> _What needs to be done_:
Repeat the listing below in full, exactly as it stands.

> _Data records_:
## Start

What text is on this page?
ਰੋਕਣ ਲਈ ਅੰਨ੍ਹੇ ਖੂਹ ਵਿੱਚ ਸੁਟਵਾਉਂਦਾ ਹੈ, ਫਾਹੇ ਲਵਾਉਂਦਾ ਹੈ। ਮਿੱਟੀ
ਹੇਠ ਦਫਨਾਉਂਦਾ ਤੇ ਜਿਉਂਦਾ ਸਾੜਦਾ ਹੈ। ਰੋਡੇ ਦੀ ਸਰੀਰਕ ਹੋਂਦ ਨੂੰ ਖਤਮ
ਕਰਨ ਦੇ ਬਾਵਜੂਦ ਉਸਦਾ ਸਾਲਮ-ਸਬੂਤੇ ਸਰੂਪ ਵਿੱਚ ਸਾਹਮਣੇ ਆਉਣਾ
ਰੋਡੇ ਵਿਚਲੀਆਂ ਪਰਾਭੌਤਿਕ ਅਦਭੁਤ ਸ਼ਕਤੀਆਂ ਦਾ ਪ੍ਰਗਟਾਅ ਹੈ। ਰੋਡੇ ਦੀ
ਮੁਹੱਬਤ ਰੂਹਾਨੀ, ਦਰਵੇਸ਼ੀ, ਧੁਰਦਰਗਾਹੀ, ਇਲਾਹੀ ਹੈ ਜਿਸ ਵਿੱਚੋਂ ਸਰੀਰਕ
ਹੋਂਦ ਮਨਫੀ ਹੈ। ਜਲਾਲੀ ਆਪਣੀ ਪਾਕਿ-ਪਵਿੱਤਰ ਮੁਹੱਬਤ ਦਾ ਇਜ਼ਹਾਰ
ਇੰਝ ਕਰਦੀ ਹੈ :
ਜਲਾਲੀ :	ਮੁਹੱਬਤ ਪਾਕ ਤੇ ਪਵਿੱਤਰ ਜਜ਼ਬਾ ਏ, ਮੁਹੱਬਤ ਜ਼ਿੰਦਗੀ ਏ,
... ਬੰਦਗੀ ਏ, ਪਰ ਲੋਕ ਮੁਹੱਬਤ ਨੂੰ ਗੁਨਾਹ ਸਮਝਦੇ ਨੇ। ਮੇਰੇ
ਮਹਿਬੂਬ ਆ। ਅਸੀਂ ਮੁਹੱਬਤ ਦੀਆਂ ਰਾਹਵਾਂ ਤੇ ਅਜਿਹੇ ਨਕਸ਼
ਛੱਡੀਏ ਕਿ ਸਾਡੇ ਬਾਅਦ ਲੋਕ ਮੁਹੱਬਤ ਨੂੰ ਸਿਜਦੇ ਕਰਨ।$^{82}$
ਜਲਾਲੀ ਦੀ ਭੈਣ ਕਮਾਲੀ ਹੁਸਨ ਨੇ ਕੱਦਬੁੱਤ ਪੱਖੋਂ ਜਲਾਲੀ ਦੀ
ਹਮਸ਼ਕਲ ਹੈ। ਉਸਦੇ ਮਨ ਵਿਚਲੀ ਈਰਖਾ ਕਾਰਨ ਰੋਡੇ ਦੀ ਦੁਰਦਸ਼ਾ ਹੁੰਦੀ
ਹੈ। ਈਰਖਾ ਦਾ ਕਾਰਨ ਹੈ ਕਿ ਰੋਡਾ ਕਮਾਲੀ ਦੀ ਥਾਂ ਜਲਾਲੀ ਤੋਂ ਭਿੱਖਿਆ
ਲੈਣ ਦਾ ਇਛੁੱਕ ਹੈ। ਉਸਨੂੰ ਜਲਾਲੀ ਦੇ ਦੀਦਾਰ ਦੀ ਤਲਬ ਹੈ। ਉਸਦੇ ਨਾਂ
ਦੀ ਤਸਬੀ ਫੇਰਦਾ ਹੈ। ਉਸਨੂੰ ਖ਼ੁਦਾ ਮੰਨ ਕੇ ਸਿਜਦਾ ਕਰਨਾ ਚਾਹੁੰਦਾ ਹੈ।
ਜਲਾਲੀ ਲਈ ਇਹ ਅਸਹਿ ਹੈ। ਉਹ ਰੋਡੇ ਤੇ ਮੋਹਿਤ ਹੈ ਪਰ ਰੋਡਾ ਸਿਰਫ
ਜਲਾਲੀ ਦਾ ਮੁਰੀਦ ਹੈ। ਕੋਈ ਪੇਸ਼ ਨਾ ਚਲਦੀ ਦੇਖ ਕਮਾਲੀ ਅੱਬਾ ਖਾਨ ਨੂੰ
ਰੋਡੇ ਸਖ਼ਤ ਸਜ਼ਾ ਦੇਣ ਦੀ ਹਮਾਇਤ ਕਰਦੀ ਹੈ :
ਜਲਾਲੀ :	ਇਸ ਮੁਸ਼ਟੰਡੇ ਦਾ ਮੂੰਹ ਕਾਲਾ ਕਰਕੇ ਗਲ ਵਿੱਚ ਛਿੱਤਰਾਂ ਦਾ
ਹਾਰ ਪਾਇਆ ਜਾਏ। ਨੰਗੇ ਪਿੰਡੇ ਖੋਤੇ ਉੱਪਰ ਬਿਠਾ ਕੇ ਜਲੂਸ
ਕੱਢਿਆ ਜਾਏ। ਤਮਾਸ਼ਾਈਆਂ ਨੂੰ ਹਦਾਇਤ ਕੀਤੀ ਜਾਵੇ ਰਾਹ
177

## End

> _Full solution_:
What text is on this page?
ਰੋਕਣ ਲਈ ਅੰਨ੍ਹੇ ਖੂਹ ਵਿੱਚ ਸੁਟਵਾਉਂਦਾ ਹੈ, ਫਾਹੇ ਲਵਾਉਂਦਾ ਹੈ। ਮਿੱਟੀ
ਹੇਠ ਦਫਨਾਉਂਦਾ ਤੇ ਜਿਉਂਦਾ ਸਾੜਦਾ ਹੈ। ਰੋਡੇ ਦੀ ਸਰੀਰਕ ਹੋਂਦ ਨੂੰ ਖਤਮ
ਕਰਨ ਦੇ ਬਾਵਜੂਦ ਉਸਦਾ ਸਾਲਮ-ਸਬੂਤੇ ਸਰੂਪ ਵਿੱਚ ਸਾਹਮਣੇ ਆਉਣਾ
ਰੋਡੇ ਵਿਚਲੀਆਂ ਪਰਾਭੌਤਿਕ ਅਦਭੁਤ ਸ਼ਕਤੀਆਂ ਦਾ ਪ੍ਰਗਟਾਅ ਹੈ। ਰੋਡੇ ਦੀ
ਮੁਹੱਬਤ ਰੂਹਾਨੀ, ਦਰਵੇਸ਼ੀ, ਧੁਰਦਰਗਾਹੀ, ਇਲਾਹੀ ਹੈ ਜਿਸ ਵਿੱਚੋਂ ਸਰੀਰਕ
ਹੋਂਦ ਮਨਫੀ ਹੈ। ਜਲਾਲੀ ਆਪਣੀ ਪਾਕਿ-ਪਵਿੱਤਰ ਮੁਹੱਬਤ ਦਾ ਇਜ਼ਹਾਰ
ਇੰਝ ਕਰਦੀ ਹੈ :
ਜਲਾਲੀ :	ਮੁਹੱਬਤ ਪਾਕ ਤੇ ਪਵਿੱਤਰ ਜਜ਼ਬਾ ਏ, ਮੁਹੱਬਤ ਜ਼ਿੰਦਗੀ ਏ,
... ਬੰਦਗੀ ਏ, ਪਰ ਲੋਕ ਮੁਹੱਬਤ ਨੂੰ ਗੁਨਾਹ ਸਮਝਦੇ ਨੇ। ਮੇਰੇ
ਮਹਿਬੂਬ ਆ। ਅਸੀਂ ਮੁਹੱਬਤ ਦੀਆਂ ਰਾਹਵਾਂ ਤੇ ਅਜਿਹੇ ਨਕਸ਼
ਛੱਡੀਏ ਕਿ ਸਾਡੇ ਬਾਅਦ ਲੋਕ ਮੁਹੱਬਤ ਨੂੰ ਸਿਜਦੇ ਕਰਨ।$^{82}$
ਜਲਾਲੀ ਦੀ ਭੈਣ ਕਮਾਲੀ ਹੁਸਨ ਨੇ ਕੱਦਬੁੱਤ ਪੱਖੋਂ ਜਲਾਲੀ ਦੀ
ਹਮਸ਼ਕਲ ਹੈ। ਉਸਦੇ ਮਨ ਵਿਚਲੀ ਈਰਖਾ ਕਾਰਨ ਰੋਡੇ ਦੀ ਦੁਰਦਸ਼ਾ ਹੁੰਦੀ
ਹੈ। ਈਰਖਾ ਦਾ ਕਾਰਨ ਹੈ ਕਿ ਰੋਡਾ ਕਮਾਲੀ ਦੀ ਥਾਂ ਜਲਾਲੀ ਤੋਂ ਭਿੱਖਿਆ
ਲੈਣ ਦਾ ਇਛੁੱਕ ਹੈ। ਉਸਨੂੰ ਜਲਾਲੀ ਦੇ ਦੀਦਾਰ ਦੀ ਤਲਬ ਹੈ। ਉਸਦੇ ਨਾਂ
ਦੀ ਤਸਬੀ ਫੇਰਦਾ ਹੈ। ਉਸਨੂੰ ਖ਼ੁਦਾ ਮੰਨ ਕੇ ਸਿਜਦਾ ਕਰਨਾ ਚਾਹੁੰਦਾ ਹੈ।
ਜਲਾਲੀ ਲਈ ਇਹ ਅਸਹਿ ਹੈ। ਉਹ ਰੋਡੇ ਤੇ ਮੋਹਿਤ ਹੈ ਪਰ ਰੋਡਾ ਸਿਰਫ
ਜਲਾਲੀ ਦਾ ਮੁਰੀਦ ਹੈ। ਕੋਈ ਪੇਸ਼ ਨਾ ਚਲਦੀ ਦੇਖ ਕਮਾਲੀ ਅੱਬਾ ਖਾਨ ਨੂੰ
ਰੋਡੇ ਸਖ਼ਤ ਸਜ਼ਾ ਦੇਣ ਦੀ ਹਮਾਇਤ ਕਰਦੀ ਹੈ :
ਜਲਾਲੀ :	ਇਸ ਮੁਸ਼ਟੰਡੇ ਦਾ ਮੂੰਹ ਕਾਲਾ ਕਰਕੇ ਗਲ ਵਿੱਚ ਛਿੱਤਰਾਂ ਦਾ
ਹਾਰ ਪਾਇਆ ਜਾਏ। ਨੰਗੇ ਪਿੰਡੇ ਖੋਤੇ ਉੱਪਰ ਬਿਠਾ ਕੇ ਜਲੂਸ
ਕੱਢਿਆ ਜਾਏ। ਤਮਾਸ਼ਾਈਆਂ ਨੂੰ ਹਦਾਇਤ ਕੀਤੀ ਜਾਵੇ ਰਾਹ
177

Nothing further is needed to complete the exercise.